Interviews February 20, 2019

Histories of the Big and Small: An Interview with Mark Mazower

Mark Mazower, Columbia University

As the discipline of history continues to expand beyond the powerful few, historians face the challenges that come with trying to uncover and illuminate the experiences of the powerless. The great upheavals of the twentieth century affected millions of people around the globe, but history's traditional tools seem insufficient in the face of so many tangled stories. Addressing this problem requires a re-examination of the role of place, people, and power in the telling of history.

In What You Did Not Tell: A Russian Past and the Journey Home  (New York: Other Press, 2017), Mark Mazower, Professor of History at Columbia University, delves into the history of his own family, exploring his father's and grandfather's paths through the turbulent twentieth century. In the course of this exploration, Mazower touches on questions of identity and place, expanding on similar themes developed in his work on the history of Greece, Europe, and the world in the twentieth century.

Here, Mark Mazower discusses the experience of telling a personal narrative in a historical context, the struggles and opportunities presented by writing history with a focus on nations and people outside of the immediate center of power, and the importance of revisiting early twentieth-century political discussions in our current moment.

Natalie Behrends (New York University)

------------------------------------------------

[WHAT THIS EXERCISE ASKS]
A) Rewrite the records from their first line through the line containing "banner-text-suffix: 』 xyxy=(620,547,652,583)", changing "chevron-right-icon" to "chevron-forward-icon" and keeping everything else the same.
B) Continue the interview with Mark Mazower from its final line.
The interview text and the records are unrelated and stand apart from each other.

[SOURCE DATA]
------------------------------------------------

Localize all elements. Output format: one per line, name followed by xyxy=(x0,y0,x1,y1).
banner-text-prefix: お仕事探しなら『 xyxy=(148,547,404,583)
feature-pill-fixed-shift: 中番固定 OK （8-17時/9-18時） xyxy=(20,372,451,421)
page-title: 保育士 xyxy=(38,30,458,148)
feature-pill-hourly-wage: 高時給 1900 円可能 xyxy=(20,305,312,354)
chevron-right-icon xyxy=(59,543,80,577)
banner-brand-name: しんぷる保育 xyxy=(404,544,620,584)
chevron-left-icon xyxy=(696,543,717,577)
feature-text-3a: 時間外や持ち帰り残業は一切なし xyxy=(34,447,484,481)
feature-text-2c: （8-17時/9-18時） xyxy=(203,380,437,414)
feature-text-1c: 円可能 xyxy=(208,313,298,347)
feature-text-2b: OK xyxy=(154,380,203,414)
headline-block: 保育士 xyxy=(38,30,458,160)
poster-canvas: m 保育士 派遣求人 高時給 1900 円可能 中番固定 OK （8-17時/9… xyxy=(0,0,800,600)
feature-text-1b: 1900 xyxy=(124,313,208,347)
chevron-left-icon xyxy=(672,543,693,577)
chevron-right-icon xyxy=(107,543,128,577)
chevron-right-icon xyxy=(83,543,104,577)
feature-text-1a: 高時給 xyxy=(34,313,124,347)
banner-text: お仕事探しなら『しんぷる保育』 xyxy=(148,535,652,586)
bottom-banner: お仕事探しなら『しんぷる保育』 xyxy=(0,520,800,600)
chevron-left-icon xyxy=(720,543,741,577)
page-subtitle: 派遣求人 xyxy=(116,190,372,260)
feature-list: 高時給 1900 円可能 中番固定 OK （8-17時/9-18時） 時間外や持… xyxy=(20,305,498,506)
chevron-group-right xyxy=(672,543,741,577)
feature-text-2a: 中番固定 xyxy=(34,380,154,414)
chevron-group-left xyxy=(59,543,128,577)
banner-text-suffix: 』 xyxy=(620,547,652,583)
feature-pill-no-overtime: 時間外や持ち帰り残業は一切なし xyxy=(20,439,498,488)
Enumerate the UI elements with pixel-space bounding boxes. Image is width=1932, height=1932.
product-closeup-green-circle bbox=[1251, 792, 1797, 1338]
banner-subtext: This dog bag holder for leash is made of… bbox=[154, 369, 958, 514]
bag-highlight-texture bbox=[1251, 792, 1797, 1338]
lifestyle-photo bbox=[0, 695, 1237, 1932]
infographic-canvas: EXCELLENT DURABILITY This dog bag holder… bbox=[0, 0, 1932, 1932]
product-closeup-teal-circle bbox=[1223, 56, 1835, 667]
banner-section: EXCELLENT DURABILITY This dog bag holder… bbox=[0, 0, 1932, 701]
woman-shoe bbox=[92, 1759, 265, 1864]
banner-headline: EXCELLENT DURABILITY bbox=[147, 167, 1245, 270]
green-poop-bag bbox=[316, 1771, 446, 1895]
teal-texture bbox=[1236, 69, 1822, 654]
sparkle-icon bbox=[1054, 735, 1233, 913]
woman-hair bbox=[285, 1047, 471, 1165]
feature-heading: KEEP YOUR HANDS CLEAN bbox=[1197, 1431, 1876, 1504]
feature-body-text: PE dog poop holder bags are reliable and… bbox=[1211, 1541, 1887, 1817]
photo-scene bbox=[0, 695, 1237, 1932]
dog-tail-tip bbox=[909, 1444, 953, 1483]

------------------------------------------------

[ANSWER LIST]
A)
Localize all elements. Output format: one per line, name followed by xyxy=(x0,y0,x1,y1).
banner-text-prefix: お仕事探しなら『 xyxy=(148,547,404,583)
feature-pill-fixed-shift: 中番固定 OK （8-17時/9-18時） xyxy=(20,372,451,421)
page-title: 保育士 xyxy=(38,30,458,148)
feature-pill-hourly-wage: 高時給 1900 円可能 xyxy=(20,305,312,354)
chevron-forward-icon xyxy=(59,543,80,577)
banner-brand-name: しんぷる保育 xyxy=(404,544,620,584)
chevron-left-icon xyxy=(696,543,717,577)
feature-text-3a: 時間外や持ち帰り残業は一切なし xyxy=(34,447,484,481)
feature-text-2c: （8-17時/9-18時） xyxy=(203,380,437,414)
feature-text-1c: 円可能 xyxy=(208,313,298,347)
feature-text-2b: OK xyxy=(154,380,203,414)
headline-block: 保育士 xyxy=(38,30,458,160)
poster-canvas: m 保育士 派遣求人 高時給 1900 円可能 中番固定 OK （8-17時/9… xyxy=(0,0,800,600)
feature-text-1b: 1900 xyxy=(124,313,208,347)
chevron-left-icon xyxy=(672,543,693,577)
chevron-forward-icon xyxy=(107,543,128,577)
chevron-forward-icon xyxy=(83,543,104,577)
feature-text-1a: 高時給 xyxy=(34,313,124,347)
banner-text: お仕事探しなら『しんぷる保育』 xyxy=(148,535,652,586)
bottom-banner: お仕事探しなら『しんぷる保育』 xyxy=(0,520,800,600)
chevron-left-icon xyxy=(720,543,741,577)
page-subtitle: 派遣求人 xyxy=(116,190,372,260)
feature-list: 高時給 1900 円可能 中番固定 OK （8-17時/9-18時） 時間外や持… xyxy=(20,305,498,506)
chevron-group-right xyxy=(672,543,741,577)
feature-text-2a: 中番固定 xyxy=(34,380,154,414)
chevron-group-left xyxy=(59,543,128,577)
banner-text-suffix: 』 xyxy=(620,547,652,583)

B)
NATALIE BEHRENDS: What place do you think that personal or semi-personal narratives have in the writing of history? What You Did Not Tell is obviously a very personal story, but the rest of your work not so much. Do you feel the personal narratives expressed in What You Did Not Tell have affected your other, less explicitly personal work?

MARK MAZOWER: That's an interesting question. You know, I was taught at school to avoid the first-person singular, and in a sense we all teach people to do that, and I think with some reason. But as soon as you start reflecting on what you write, you start to see your own personal story in what you write whether it's evident to other people or not. And whether you like it or not, it's stronger than you are. Hopefully, what you write in the serious history is more than just an expression of your personal life circumstances, otherwise everybody could be a historian. But it's there. Now, the book that I wrote about my father's family, I didn't see that in the same way as what I do for my day job. The impulse for that was really quite different. The impulse for the books that I write professionally is to be part of a public conversation, and to be part of an intellectual and an academic conversation, and they're written for that audience, and to appeal to that audience, or different bits of that audience. But this was really just written for my family in the first instance. Yes, there was a hope that if it was written well enough it might interest other people. But it remains a slight mystery to me that anybody else should really be interested in it—a delightful mystery. Having said that, it's a personal narrative of somebody who happens to be a historian, and that probably gives it a certain quality.

BEHRENDS: Something that struck me about the book is the way that identities—Jewishness, Englishness, Bundism, family ties—seem extremely flexible, extremely mutable. You describe Max Mazower's transition from Russian Bundist to English businessman, and you have this juxtaposition with your father's half-brother shedding his identity as a Jewish émigré. What part did these questions of identity play when you were constructing the story, and did your understanding of them change as you were writing the book?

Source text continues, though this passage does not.